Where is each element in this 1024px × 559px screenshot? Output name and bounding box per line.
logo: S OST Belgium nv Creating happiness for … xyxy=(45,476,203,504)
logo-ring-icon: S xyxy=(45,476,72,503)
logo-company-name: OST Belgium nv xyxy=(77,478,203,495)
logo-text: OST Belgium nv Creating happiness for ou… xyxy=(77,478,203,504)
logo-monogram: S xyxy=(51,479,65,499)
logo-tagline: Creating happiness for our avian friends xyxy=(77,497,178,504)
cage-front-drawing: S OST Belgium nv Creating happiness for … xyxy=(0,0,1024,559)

What the task requires:
Switch "bounding box" to "enclosing rectangle" throughout the listing above, and reproduce every line with no other change.

Solution to this task:
Where is each element in this 1024px × 559px screenshot? Output name and enclosing rectangle per line.
logo: S OST Belgium nv Creating happiness for … xyxy=(45,476,203,504)
logo-ring-icon: S xyxy=(45,476,72,503)
logo-company-name: OST Belgium nv xyxy=(77,478,203,495)
logo-text: OST Belgium nv Creating happiness for ou… xyxy=(77,478,203,504)
logo-monogram: S xyxy=(51,479,65,499)
logo-tagline: Creating happiness for our avian friends xyxy=(77,497,178,504)
cage-front-drawing: S OST Belgium nv Creating happiness for … xyxy=(0,0,1024,559)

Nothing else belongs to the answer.